▶ _Task requirements_
Set down all of the entries below word for word, with the pictures left out.

(Collected data entries)
%%

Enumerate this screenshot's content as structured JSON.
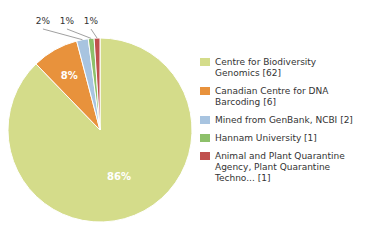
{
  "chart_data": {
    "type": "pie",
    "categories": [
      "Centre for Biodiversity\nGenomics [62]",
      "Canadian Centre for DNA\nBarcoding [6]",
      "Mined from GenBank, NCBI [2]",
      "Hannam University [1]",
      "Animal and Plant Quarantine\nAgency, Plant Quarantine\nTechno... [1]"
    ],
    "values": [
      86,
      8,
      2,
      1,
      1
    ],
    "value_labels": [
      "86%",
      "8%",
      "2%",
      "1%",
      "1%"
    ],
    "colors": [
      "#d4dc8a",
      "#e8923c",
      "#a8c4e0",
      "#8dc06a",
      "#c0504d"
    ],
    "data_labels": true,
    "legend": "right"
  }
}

%%

▶ _Answer space_
Enumerate this screenshot's content as structured JSON.
{
  "chart_data": {
    "type": "pie",
    "categories": [
      "Centre for Biodiversity\nGenomics [62]",
      "Canadian Centre for DNA\nBarcoding [6]",
      "Mined from GenBank, NCBI [2]",
      "Hannam University [1]",
      "Animal and Plant Quarantine\nAgency, Plant Quarantine\nTechno... [1]"
    ],
    "values": [
      86,
      8,
      2,
      1,
      1
    ],
    "value_labels": [
      "86%",
      "8%",
      "2%",
      "1%",
      "1%"
    ],
    "colors": [
      "#d4dc8a",
      "#e8923c",
      "#a8c4e0",
      "#8dc06a",
      "#c0504d"
    ],
    "data_labels": true,
    "legend": "right"
  }
}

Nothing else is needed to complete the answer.